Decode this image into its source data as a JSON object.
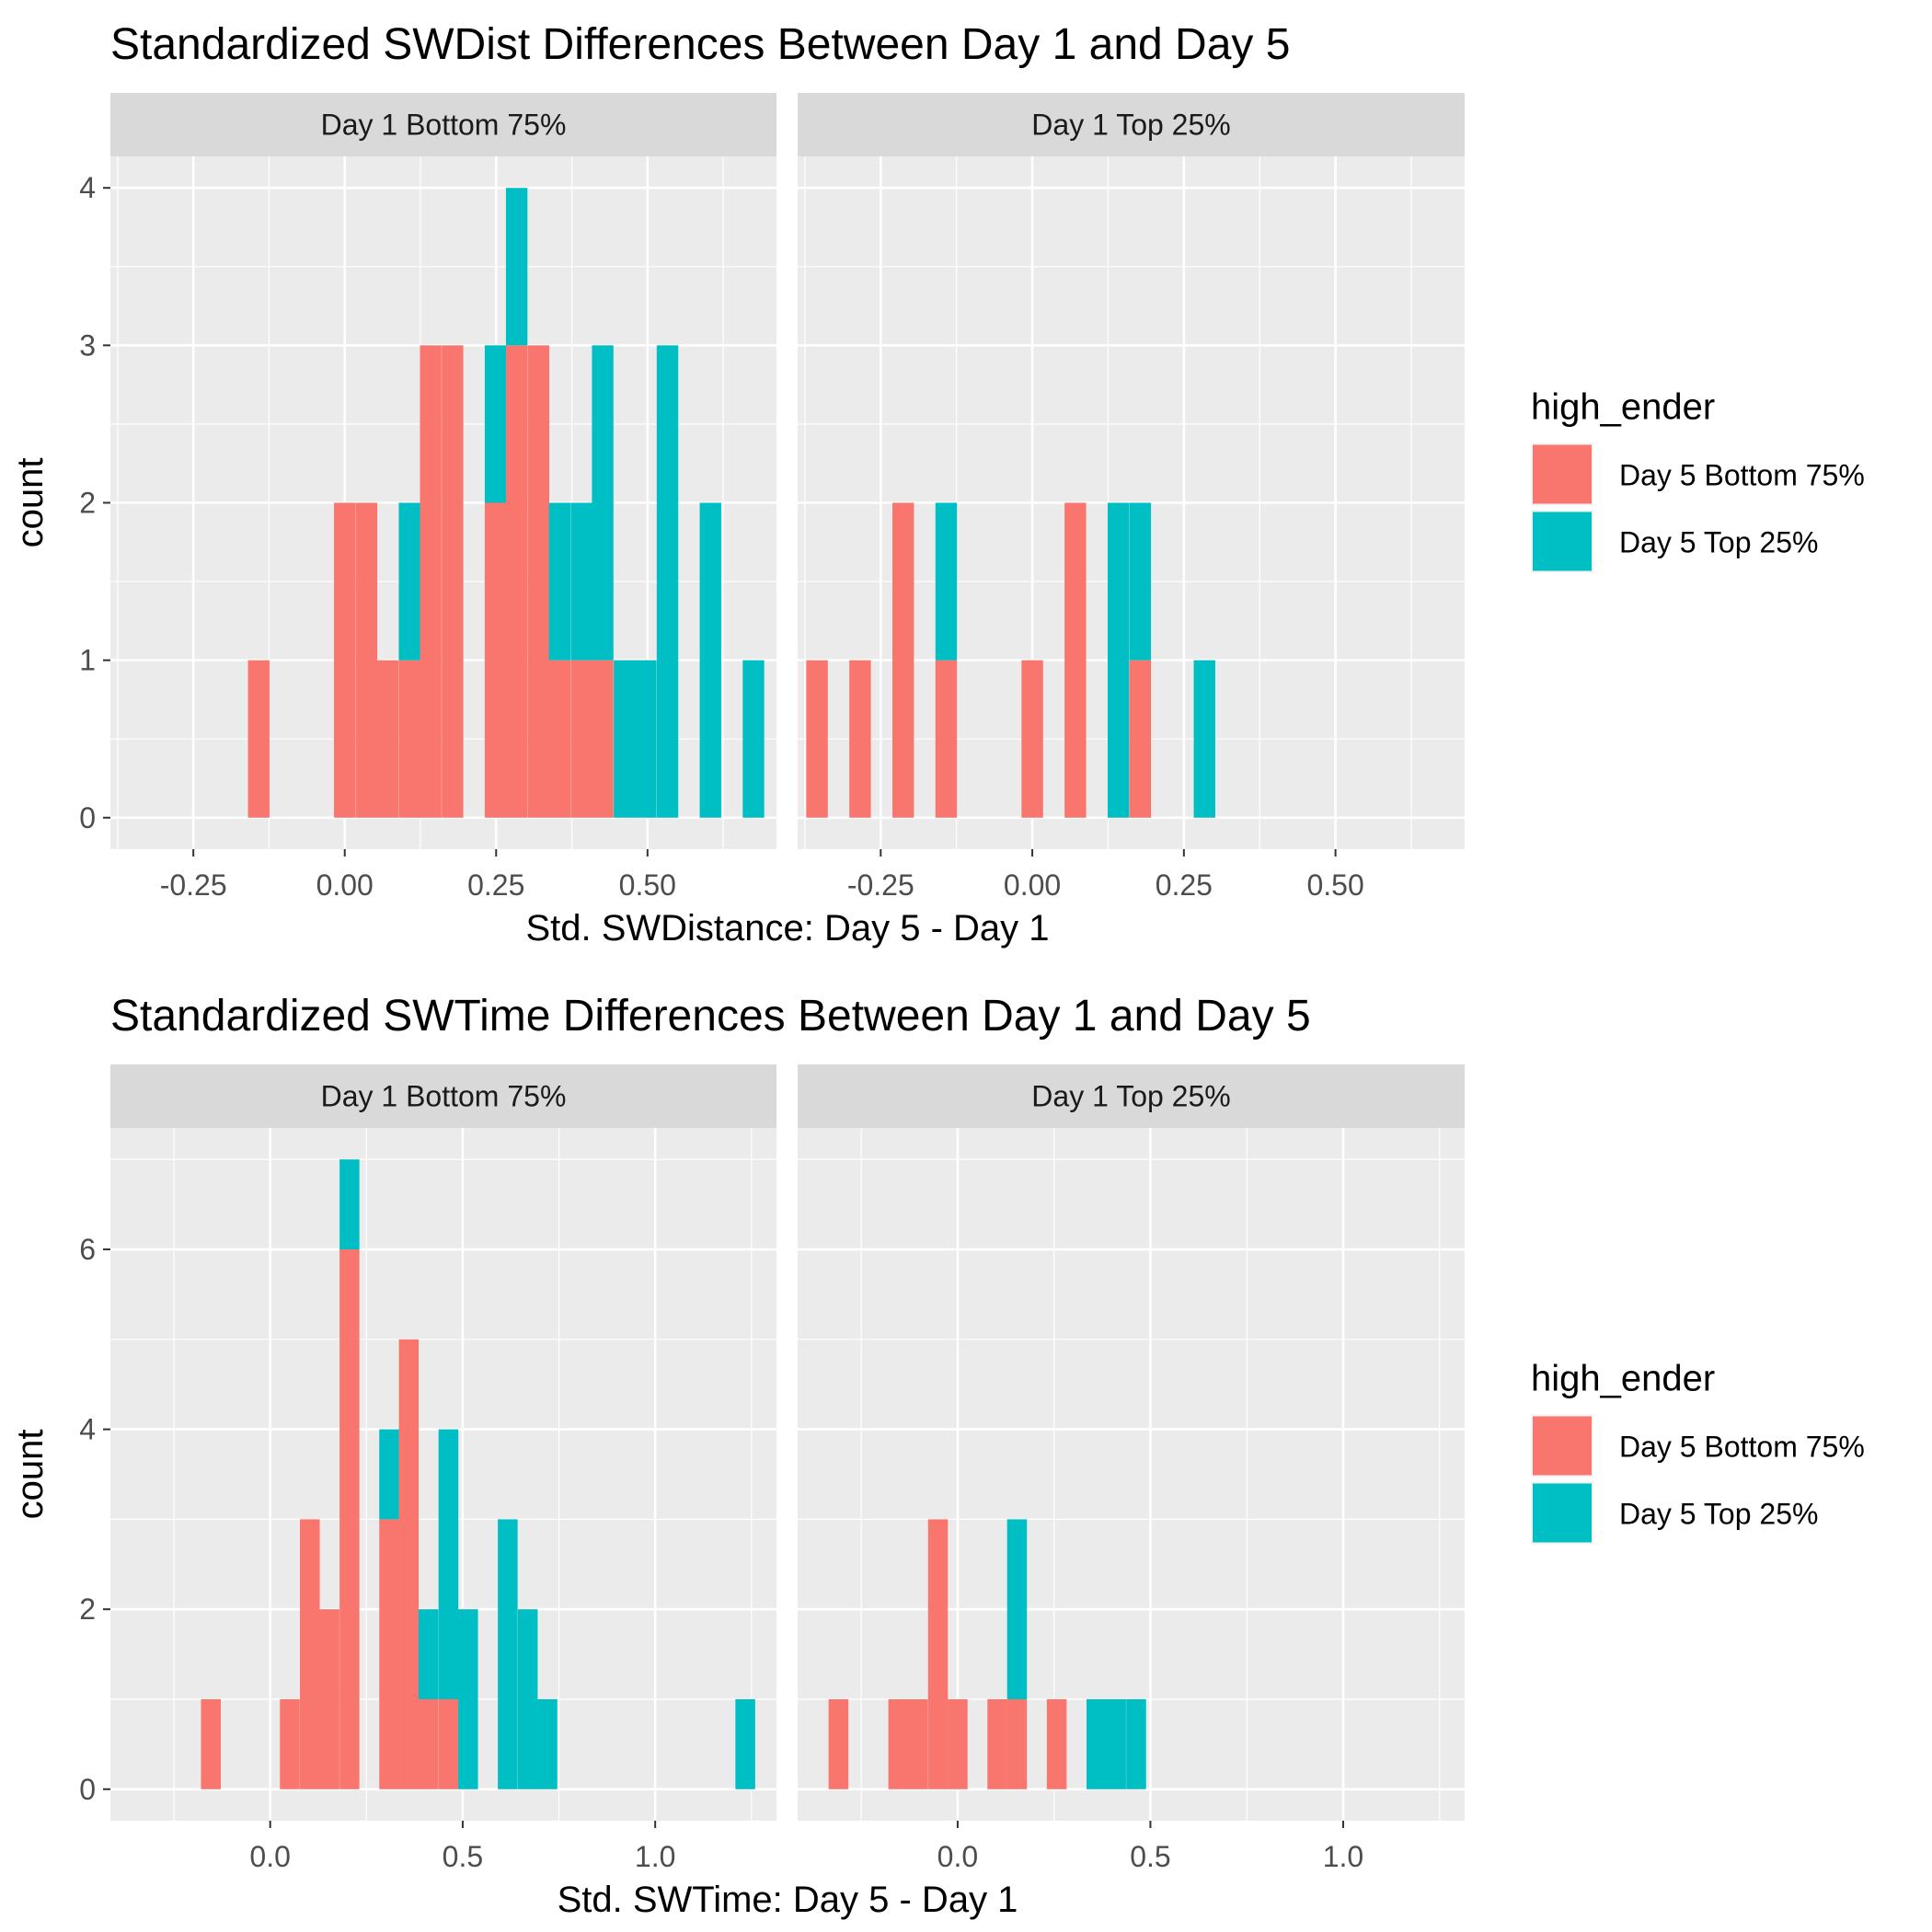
{
  "chart_data": [
    {
      "type": "histogram",
      "title": "Standardized SWDist Differences Between Day 1 and Day 5",
      "xlabel": "Std. SWDistance: Day 5 - Day 1",
      "ylabel": "count",
      "xlim": [
        -0.387,
        0.713
      ],
      "ylim": [
        -0.2,
        4.2
      ],
      "xticks": [
        -0.25,
        0,
        0.25,
        0.5
      ],
      "xtick_labels": [
        "-0.25",
        "0.00",
        "0.25",
        "0.50"
      ],
      "yticks": [
        0,
        1,
        2,
        3,
        4
      ],
      "ytick_labels": [
        "0",
        "1",
        "2",
        "3",
        "4"
      ],
      "bin_width": 0.0355,
      "stacking": "stacked",
      "legend": {
        "title": "high_ender",
        "position": "right"
      },
      "grid": true,
      "series": [
        {
          "name": "Day 5 Bottom 75%",
          "color": "#F8766D"
        },
        {
          "name": "Day 5 Top 25%",
          "color": "#00BFC4"
        }
      ],
      "panels": [
        {
          "label": "Day 1 Bottom 75%",
          "bins": [
            {
              "x": -0.142,
              "counts": [
                1,
                0
              ]
            },
            {
              "x": 0.0,
              "counts": [
                2,
                0
              ]
            },
            {
              "x": 0.036,
              "counts": [
                2,
                0
              ]
            },
            {
              "x": 0.071,
              "counts": [
                1,
                0
              ]
            },
            {
              "x": 0.107,
              "counts": [
                1,
                1
              ]
            },
            {
              "x": 0.142,
              "counts": [
                3,
                0
              ]
            },
            {
              "x": 0.178,
              "counts": [
                3,
                0
              ]
            },
            {
              "x": 0.249,
              "counts": [
                2,
                1
              ]
            },
            {
              "x": 0.284,
              "counts": [
                3,
                1
              ]
            },
            {
              "x": 0.32,
              "counts": [
                3,
                0
              ]
            },
            {
              "x": 0.355,
              "counts": [
                1,
                1
              ]
            },
            {
              "x": 0.391,
              "counts": [
                1,
                1
              ]
            },
            {
              "x": 0.426,
              "counts": [
                1,
                2
              ]
            },
            {
              "x": 0.462,
              "counts": [
                0,
                1
              ]
            },
            {
              "x": 0.497,
              "counts": [
                0,
                1
              ]
            },
            {
              "x": 0.533,
              "counts": [
                0,
                3
              ]
            },
            {
              "x": 0.604,
              "counts": [
                0,
                2
              ]
            },
            {
              "x": 0.675,
              "counts": [
                0,
                1
              ]
            }
          ]
        },
        {
          "label": "Day 1 Top 25%",
          "bins": [
            {
              "x": -0.355,
              "counts": [
                1,
                0
              ]
            },
            {
              "x": -0.284,
              "counts": [
                1,
                0
              ]
            },
            {
              "x": -0.213,
              "counts": [
                2,
                0
              ]
            },
            {
              "x": -0.142,
              "counts": [
                1,
                1
              ]
            },
            {
              "x": 0.0,
              "counts": [
                1,
                0
              ]
            },
            {
              "x": 0.071,
              "counts": [
                2,
                0
              ]
            },
            {
              "x": 0.142,
              "counts": [
                0,
                2
              ]
            },
            {
              "x": 0.178,
              "counts": [
                1,
                1
              ]
            },
            {
              "x": 0.284,
              "counts": [
                0,
                1
              ]
            }
          ]
        }
      ]
    },
    {
      "type": "histogram",
      "title": "Standardized SWTime Differences Between Day 1 and Day 5",
      "xlabel": "Std. SWTime: Day 5 - Day 1",
      "ylabel": "count",
      "xlim": [
        -0.415,
        1.315
      ],
      "ylim": [
        -0.35,
        7.35
      ],
      "xticks": [
        0,
        0.5,
        1
      ],
      "xtick_labels": [
        "0.0",
        "0.5",
        "1.0"
      ],
      "yticks": [
        0,
        2,
        4,
        6
      ],
      "ytick_labels": [
        "0",
        "2",
        "4",
        "6"
      ],
      "bin_width": 0.0514,
      "stacking": "stacked",
      "legend": {
        "title": "high_ender",
        "position": "right"
      },
      "grid": true,
      "series": [
        {
          "name": "Day 5 Bottom 75%",
          "color": "#F8766D"
        },
        {
          "name": "Day 5 Top 25%",
          "color": "#00BFC4"
        }
      ],
      "panels": [
        {
          "label": "Day 1 Bottom 75%",
          "bins": [
            {
              "x": -0.154,
              "counts": [
                1,
                0
              ]
            },
            {
              "x": 0.051,
              "counts": [
                1,
                0
              ]
            },
            {
              "x": 0.103,
              "counts": [
                3,
                0
              ]
            },
            {
              "x": 0.154,
              "counts": [
                2,
                0
              ]
            },
            {
              "x": 0.206,
              "counts": [
                6,
                1
              ]
            },
            {
              "x": 0.309,
              "counts": [
                3,
                1
              ]
            },
            {
              "x": 0.36,
              "counts": [
                5,
                0
              ]
            },
            {
              "x": 0.411,
              "counts": [
                1,
                1
              ]
            },
            {
              "x": 0.463,
              "counts": [
                1,
                3
              ]
            },
            {
              "x": 0.514,
              "counts": [
                0,
                2
              ]
            },
            {
              "x": 0.617,
              "counts": [
                0,
                3
              ]
            },
            {
              "x": 0.669,
              "counts": [
                0,
                2
              ]
            },
            {
              "x": 0.72,
              "counts": [
                0,
                1
              ]
            },
            {
              "x": 1.234,
              "counts": [
                0,
                1
              ]
            }
          ]
        },
        {
          "label": "Day 1 Top 25%",
          "bins": [
            {
              "x": -0.309,
              "counts": [
                1,
                0
              ]
            },
            {
              "x": -0.154,
              "counts": [
                1,
                0
              ]
            },
            {
              "x": -0.103,
              "counts": [
                1,
                0
              ]
            },
            {
              "x": -0.051,
              "counts": [
                3,
                0
              ]
            },
            {
              "x": 0.0,
              "counts": [
                1,
                0
              ]
            },
            {
              "x": 0.103,
              "counts": [
                1,
                0
              ]
            },
            {
              "x": 0.154,
              "counts": [
                1,
                2
              ]
            },
            {
              "x": 0.257,
              "counts": [
                1,
                0
              ]
            },
            {
              "x": 0.36,
              "counts": [
                0,
                1
              ]
            },
            {
              "x": 0.411,
              "counts": [
                0,
                1
              ]
            },
            {
              "x": 0.463,
              "counts": [
                0,
                1
              ]
            }
          ]
        }
      ]
    }
  ]
}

- _WHAT YOU ARE ASKED TO DO_: Leave out the pictures and copy everything else in the records word for word.

- _FINISHED EXERCISE_:
Decode this image into its source data as a JSON object.
{
  "chart_data": [
    {
      "type": "histogram",
      "title": "Standardized SWDist Differences Between Day 1 and Day 5",
      "xlabel": "Std. SWDistance: Day 5 - Day 1",
      "ylabel": "count",
      "xlim": [
        -0.387,
        0.713
      ],
      "ylim": [
        -0.2,
        4.2
      ],
      "xticks": [
        -0.25,
        0,
        0.25,
        0.5
      ],
      "xtick_labels": [
        "-0.25",
        "0.00",
        "0.25",
        "0.50"
      ],
      "yticks": [
        0,
        1,
        2,
        3,
        4
      ],
      "ytick_labels": [
        "0",
        "1",
        "2",
        "3",
        "4"
      ],
      "bin_width": 0.0355,
      "stacking": "stacked",
      "legend": {
        "title": "high_ender",
        "position": "right"
      },
      "grid": true,
      "series": [
        {
          "name": "Day 5 Bottom 75%",
          "color": "#F8766D"
        },
        {
          "name": "Day 5 Top 25%",
          "color": "#00BFC4"
        }
      ],
      "panels": [
        {
          "label": "Day 1 Bottom 75%",
          "bins": [
            {
              "x": -0.142,
              "counts": [
                1,
                0
              ]
            },
            {
              "x": 0.0,
              "counts": [
                2,
                0
              ]
            },
            {
              "x": 0.036,
              "counts": [
                2,
                0
              ]
            },
            {
              "x": 0.071,
              "counts": [
                1,
                0
              ]
            },
            {
              "x": 0.107,
              "counts": [
                1,
                1
              ]
            },
            {
              "x": 0.142,
              "counts": [
                3,
                0
              ]
            },
            {
              "x": 0.178,
              "counts": [
                3,
                0
              ]
            },
            {
              "x": 0.249,
              "counts": [
                2,
                1
              ]
            },
            {
              "x": 0.284,
              "counts": [
                3,
                1
              ]
            },
            {
              "x": 0.32,
              "counts": [
                3,
                0
              ]
            },
            {
              "x": 0.355,
              "counts": [
                1,
                1
              ]
            },
            {
              "x": 0.391,
              "counts": [
                1,
                1
              ]
            },
            {
              "x": 0.426,
              "counts": [
                1,
                2
              ]
            },
            {
              "x": 0.462,
              "counts": [
                0,
                1
              ]
            },
            {
              "x": 0.497,
              "counts": [
                0,
                1
              ]
            },
            {
              "x": 0.533,
              "counts": [
                0,
                3
              ]
            },
            {
              "x": 0.604,
              "counts": [
                0,
                2
              ]
            },
            {
              "x": 0.675,
              "counts": [
                0,
                1
              ]
            }
          ]
        },
        {
          "label": "Day 1 Top 25%",
          "bins": [
            {
              "x": -0.355,
              "counts": [
                1,
                0
              ]
            },
            {
              "x": -0.284,
              "counts": [
                1,
                0
              ]
            },
            {
              "x": -0.213,
              "counts": [
                2,
                0
              ]
            },
            {
              "x": -0.142,
              "counts": [
                1,
                1
              ]
            },
            {
              "x": 0.0,
              "counts": [
                1,
                0
              ]
            },
            {
              "x": 0.071,
              "counts": [
                2,
                0
              ]
            },
            {
              "x": 0.142,
              "counts": [
                0,
                2
              ]
            },
            {
              "x": 0.178,
              "counts": [
                1,
                1
              ]
            },
            {
              "x": 0.284,
              "counts": [
                0,
                1
              ]
            }
          ]
        }
      ]
    },
    {
      "type": "histogram",
      "title": "Standardized SWTime Differences Between Day 1 and Day 5",
      "xlabel": "Std. SWTime: Day 5 - Day 1",
      "ylabel": "count",
      "xlim": [
        -0.415,
        1.315
      ],
      "ylim": [
        -0.35,
        7.35
      ],
      "xticks": [
        0,
        0.5,
        1
      ],
      "xtick_labels": [
        "0.0",
        "0.5",
        "1.0"
      ],
      "yticks": [
        0,
        2,
        4,
        6
      ],
      "ytick_labels": [
        "0",
        "2",
        "4",
        "6"
      ],
      "bin_width": 0.0514,
      "stacking": "stacked",
      "legend": {
        "title": "high_ender",
        "position": "right"
      },
      "grid": true,
      "series": [
        {
          "name": "Day 5 Bottom 75%",
          "color": "#F8766D"
        },
        {
          "name": "Day 5 Top 25%",
          "color": "#00BFC4"
        }
      ],
      "panels": [
        {
          "label": "Day 1 Bottom 75%",
          "bins": [
            {
              "x": -0.154,
              "counts": [
                1,
                0
              ]
            },
            {
              "x": 0.051,
              "counts": [
                1,
                0
              ]
            },
            {
              "x": 0.103,
              "counts": [
                3,
                0
              ]
            },
            {
              "x": 0.154,
              "counts": [
                2,
                0
              ]
            },
            {
              "x": 0.206,
              "counts": [
                6,
                1
              ]
            },
            {
              "x": 0.309,
              "counts": [
                3,
                1
              ]
            },
            {
              "x": 0.36,
              "counts": [
                5,
                0
              ]
            },
            {
              "x": 0.411,
              "counts": [
                1,
                1
              ]
            },
            {
              "x": 0.463,
              "counts": [
                1,
                3
              ]
            },
            {
              "x": 0.514,
              "counts": [
                0,
                2
              ]
            },
            {
              "x": 0.617,
              "counts": [
                0,
                3
              ]
            },
            {
              "x": 0.669,
              "counts": [
                0,
                2
              ]
            },
            {
              "x": 0.72,
              "counts": [
                0,
                1
              ]
            },
            {
              "x": 1.234,
              "counts": [
                0,
                1
              ]
            }
          ]
        },
        {
          "label": "Day 1 Top 25%",
          "bins": [
            {
              "x": -0.309,
              "counts": [
                1,
                0
              ]
            },
            {
              "x": -0.154,
              "counts": [
                1,
                0
              ]
            },
            {
              "x": -0.103,
              "counts": [
                1,
                0
              ]
            },
            {
              "x": -0.051,
              "counts": [
                3,
                0
              ]
            },
            {
              "x": 0.0,
              "counts": [
                1,
                0
              ]
            },
            {
              "x": 0.103,
              "counts": [
                1,
                0
              ]
            },
            {
              "x": 0.154,
              "counts": [
                1,
                2
              ]
            },
            {
              "x": 0.257,
              "counts": [
                1,
                0
              ]
            },
            {
              "x": 0.36,
              "counts": [
                0,
                1
              ]
            },
            {
              "x": 0.411,
              "counts": [
                0,
                1
              ]
            },
            {
              "x": 0.463,
              "counts": [
                0,
                1
              ]
            }
          ]
        }
      ]
    }
  ]
}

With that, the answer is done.